■ DATA SUPPLIED:

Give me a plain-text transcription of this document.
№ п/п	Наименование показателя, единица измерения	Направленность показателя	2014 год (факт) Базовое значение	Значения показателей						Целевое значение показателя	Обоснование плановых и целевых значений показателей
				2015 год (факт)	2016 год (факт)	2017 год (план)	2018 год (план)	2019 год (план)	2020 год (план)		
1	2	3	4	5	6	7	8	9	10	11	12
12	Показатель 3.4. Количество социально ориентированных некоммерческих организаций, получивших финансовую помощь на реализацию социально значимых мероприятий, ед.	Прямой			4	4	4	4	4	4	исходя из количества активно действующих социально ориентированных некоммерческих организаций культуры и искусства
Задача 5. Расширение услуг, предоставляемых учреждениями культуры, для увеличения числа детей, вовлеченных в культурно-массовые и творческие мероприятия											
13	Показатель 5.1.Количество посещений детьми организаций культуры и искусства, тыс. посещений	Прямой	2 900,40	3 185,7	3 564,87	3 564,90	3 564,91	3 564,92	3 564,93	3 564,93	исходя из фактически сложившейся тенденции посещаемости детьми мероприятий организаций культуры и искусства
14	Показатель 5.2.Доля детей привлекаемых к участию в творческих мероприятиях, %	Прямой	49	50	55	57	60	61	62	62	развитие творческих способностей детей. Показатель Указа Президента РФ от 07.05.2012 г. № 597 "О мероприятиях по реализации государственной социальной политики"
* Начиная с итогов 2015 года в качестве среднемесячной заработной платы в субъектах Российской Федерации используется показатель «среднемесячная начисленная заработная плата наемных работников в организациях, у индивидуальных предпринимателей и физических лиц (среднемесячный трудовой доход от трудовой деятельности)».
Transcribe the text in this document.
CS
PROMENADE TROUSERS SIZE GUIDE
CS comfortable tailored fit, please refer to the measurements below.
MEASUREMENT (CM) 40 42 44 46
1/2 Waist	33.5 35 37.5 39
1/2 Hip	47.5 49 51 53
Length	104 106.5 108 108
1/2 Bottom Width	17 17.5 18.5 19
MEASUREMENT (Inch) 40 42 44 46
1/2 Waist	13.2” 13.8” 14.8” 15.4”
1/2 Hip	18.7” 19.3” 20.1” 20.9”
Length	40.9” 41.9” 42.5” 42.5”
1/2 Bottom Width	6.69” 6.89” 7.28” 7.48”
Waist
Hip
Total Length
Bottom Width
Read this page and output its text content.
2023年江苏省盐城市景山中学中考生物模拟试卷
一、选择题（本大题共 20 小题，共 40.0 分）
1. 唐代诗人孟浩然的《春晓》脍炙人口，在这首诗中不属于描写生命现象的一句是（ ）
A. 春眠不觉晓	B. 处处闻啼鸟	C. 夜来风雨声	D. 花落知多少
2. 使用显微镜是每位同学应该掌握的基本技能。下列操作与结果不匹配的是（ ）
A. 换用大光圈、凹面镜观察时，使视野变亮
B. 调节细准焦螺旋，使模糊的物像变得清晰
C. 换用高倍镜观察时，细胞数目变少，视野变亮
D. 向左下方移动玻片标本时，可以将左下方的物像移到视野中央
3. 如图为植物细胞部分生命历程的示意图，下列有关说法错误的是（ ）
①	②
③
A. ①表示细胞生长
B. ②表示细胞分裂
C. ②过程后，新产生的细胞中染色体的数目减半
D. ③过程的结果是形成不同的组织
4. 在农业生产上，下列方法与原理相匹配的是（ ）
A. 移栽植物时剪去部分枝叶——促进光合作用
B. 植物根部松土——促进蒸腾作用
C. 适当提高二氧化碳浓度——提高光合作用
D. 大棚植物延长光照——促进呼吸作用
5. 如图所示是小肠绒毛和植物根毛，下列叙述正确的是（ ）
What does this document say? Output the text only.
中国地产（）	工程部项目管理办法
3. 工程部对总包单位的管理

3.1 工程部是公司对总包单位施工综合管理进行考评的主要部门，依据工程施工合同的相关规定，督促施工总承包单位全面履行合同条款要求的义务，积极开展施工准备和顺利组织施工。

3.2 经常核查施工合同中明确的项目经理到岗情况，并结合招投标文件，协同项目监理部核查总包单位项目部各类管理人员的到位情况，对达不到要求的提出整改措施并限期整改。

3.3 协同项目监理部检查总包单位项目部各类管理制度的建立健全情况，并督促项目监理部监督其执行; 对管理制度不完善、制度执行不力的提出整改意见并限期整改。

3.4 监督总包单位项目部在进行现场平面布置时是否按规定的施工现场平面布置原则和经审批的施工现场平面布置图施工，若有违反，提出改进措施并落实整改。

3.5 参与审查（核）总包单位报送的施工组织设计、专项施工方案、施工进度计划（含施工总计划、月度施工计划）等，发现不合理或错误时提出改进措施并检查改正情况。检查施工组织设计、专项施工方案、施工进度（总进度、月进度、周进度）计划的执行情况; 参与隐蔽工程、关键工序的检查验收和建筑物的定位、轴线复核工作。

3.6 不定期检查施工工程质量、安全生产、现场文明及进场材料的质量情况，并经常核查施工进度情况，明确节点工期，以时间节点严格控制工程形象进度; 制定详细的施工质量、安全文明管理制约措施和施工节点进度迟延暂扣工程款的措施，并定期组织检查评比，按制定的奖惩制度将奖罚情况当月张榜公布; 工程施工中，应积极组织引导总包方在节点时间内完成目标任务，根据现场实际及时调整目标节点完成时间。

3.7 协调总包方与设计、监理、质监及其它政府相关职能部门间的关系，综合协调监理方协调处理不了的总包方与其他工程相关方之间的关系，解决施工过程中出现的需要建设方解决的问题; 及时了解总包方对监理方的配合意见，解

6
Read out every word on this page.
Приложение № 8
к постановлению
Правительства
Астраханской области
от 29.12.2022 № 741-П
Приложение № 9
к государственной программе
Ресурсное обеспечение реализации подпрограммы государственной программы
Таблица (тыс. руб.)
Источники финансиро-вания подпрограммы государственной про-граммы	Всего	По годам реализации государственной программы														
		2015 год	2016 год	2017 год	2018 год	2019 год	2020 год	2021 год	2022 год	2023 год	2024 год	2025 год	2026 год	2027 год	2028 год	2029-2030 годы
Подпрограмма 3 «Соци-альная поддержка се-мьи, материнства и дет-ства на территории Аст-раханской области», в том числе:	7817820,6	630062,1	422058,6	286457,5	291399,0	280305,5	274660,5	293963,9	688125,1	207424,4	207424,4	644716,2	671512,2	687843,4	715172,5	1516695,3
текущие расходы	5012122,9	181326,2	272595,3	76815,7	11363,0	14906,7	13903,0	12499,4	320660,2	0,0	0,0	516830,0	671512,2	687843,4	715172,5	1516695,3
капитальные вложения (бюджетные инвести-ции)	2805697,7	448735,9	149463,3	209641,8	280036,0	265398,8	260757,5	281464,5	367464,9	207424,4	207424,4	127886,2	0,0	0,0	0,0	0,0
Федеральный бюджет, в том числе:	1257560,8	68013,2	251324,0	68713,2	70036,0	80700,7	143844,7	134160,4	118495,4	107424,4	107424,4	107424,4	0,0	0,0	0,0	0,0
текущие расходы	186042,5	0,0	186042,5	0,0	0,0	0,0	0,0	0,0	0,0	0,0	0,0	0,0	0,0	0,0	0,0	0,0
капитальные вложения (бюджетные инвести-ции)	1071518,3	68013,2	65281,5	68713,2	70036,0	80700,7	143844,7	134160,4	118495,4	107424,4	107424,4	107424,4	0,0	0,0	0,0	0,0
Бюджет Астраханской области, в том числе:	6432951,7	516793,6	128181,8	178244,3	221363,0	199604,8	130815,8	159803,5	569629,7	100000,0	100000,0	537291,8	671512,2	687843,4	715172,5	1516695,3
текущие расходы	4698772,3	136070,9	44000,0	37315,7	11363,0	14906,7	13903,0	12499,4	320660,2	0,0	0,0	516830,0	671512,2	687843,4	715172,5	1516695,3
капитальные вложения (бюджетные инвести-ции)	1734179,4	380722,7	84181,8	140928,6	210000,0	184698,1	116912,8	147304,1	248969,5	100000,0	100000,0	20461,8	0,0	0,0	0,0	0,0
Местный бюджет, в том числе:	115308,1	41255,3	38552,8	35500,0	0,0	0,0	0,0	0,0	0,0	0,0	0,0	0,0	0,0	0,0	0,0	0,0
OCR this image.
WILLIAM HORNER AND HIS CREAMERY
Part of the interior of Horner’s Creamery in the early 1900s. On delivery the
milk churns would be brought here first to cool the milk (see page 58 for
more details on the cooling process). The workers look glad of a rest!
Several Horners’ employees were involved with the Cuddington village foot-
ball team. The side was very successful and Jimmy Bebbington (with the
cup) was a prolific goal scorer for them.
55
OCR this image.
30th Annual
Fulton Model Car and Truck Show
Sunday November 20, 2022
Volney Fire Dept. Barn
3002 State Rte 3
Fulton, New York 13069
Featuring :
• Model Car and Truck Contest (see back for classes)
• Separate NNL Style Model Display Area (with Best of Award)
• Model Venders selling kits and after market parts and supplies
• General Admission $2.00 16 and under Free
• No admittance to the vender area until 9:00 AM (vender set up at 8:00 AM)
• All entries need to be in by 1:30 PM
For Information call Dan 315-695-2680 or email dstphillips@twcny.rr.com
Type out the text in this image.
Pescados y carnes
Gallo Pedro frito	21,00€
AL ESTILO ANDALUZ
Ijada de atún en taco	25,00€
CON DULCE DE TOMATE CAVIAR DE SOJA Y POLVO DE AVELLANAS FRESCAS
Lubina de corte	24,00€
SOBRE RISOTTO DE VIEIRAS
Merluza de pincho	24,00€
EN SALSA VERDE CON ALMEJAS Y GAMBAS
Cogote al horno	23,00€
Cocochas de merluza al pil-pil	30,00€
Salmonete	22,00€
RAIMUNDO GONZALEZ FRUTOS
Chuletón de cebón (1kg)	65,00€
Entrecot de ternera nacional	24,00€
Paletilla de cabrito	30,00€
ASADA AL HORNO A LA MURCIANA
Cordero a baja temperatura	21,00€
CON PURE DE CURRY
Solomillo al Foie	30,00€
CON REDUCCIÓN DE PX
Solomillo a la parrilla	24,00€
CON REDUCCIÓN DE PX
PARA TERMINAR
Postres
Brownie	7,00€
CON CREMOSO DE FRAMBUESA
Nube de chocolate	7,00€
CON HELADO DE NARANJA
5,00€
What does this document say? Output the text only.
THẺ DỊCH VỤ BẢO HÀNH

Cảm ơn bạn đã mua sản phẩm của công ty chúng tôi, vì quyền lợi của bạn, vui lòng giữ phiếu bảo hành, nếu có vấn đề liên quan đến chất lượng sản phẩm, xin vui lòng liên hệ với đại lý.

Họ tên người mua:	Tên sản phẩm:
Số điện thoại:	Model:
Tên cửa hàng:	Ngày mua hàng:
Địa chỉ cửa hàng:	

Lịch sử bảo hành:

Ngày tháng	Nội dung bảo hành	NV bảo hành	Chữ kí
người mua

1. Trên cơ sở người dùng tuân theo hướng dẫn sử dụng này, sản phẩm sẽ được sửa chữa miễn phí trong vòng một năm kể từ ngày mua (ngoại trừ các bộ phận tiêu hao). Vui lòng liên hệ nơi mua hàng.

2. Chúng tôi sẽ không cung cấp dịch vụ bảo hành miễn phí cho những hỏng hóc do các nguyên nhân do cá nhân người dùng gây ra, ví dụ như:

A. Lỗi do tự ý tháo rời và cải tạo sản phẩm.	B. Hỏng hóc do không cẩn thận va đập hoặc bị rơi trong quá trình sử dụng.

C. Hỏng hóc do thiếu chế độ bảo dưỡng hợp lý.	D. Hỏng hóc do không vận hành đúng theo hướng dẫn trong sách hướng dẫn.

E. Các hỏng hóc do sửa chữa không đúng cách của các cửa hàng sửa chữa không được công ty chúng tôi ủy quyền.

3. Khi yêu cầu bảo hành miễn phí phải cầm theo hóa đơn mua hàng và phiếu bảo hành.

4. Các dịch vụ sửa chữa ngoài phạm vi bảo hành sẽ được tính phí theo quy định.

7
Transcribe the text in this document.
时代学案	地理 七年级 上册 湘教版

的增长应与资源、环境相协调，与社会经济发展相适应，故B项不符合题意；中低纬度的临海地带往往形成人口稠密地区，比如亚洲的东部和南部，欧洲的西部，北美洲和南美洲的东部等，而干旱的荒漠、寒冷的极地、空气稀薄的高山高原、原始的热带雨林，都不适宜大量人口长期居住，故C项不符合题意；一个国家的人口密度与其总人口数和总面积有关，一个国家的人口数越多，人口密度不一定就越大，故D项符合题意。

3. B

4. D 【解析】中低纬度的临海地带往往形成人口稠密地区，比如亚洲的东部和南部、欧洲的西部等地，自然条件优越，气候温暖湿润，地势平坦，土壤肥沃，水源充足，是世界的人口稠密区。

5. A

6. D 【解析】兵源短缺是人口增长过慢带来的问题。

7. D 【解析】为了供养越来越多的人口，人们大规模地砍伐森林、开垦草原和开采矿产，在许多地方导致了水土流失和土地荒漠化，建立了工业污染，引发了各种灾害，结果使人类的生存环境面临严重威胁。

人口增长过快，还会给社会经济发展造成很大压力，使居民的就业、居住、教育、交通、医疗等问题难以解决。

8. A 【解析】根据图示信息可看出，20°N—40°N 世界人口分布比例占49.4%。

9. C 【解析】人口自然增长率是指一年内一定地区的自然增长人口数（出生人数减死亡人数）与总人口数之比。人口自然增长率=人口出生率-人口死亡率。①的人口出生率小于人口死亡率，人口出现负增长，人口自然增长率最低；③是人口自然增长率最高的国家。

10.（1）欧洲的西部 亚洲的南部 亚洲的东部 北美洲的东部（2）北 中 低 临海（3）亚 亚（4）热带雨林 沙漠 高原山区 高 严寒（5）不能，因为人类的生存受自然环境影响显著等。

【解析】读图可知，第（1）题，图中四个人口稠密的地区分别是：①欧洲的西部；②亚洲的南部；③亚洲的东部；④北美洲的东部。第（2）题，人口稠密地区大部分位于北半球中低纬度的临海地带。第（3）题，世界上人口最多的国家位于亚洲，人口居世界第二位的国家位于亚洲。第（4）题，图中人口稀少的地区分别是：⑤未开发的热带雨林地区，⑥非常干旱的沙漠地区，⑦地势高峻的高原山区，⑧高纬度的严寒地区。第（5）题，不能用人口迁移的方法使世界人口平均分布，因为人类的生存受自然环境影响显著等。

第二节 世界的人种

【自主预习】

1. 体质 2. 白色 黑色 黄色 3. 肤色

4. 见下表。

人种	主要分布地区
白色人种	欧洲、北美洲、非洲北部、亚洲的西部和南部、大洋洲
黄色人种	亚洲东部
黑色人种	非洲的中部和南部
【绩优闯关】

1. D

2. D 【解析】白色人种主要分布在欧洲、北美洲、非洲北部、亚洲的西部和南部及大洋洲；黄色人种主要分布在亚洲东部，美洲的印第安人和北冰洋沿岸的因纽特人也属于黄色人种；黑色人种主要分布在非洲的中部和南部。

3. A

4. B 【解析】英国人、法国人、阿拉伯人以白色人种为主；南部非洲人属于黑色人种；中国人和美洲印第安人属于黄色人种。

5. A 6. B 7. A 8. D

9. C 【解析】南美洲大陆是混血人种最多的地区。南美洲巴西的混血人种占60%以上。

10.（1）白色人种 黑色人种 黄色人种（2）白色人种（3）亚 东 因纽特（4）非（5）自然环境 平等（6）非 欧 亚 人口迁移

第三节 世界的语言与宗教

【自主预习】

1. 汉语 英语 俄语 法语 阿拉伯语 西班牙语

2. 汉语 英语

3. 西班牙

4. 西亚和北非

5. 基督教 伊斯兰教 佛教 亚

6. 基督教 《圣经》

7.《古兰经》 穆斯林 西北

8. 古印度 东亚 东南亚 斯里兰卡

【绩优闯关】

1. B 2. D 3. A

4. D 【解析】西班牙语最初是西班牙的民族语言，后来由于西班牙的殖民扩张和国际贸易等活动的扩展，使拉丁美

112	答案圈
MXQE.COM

■ EXERCISE BRIEF:
Tally the lines in these entries that have the string "hướng" in them, then answer with the count and nothing else.

■ RESPONSE TO THE TASK:
2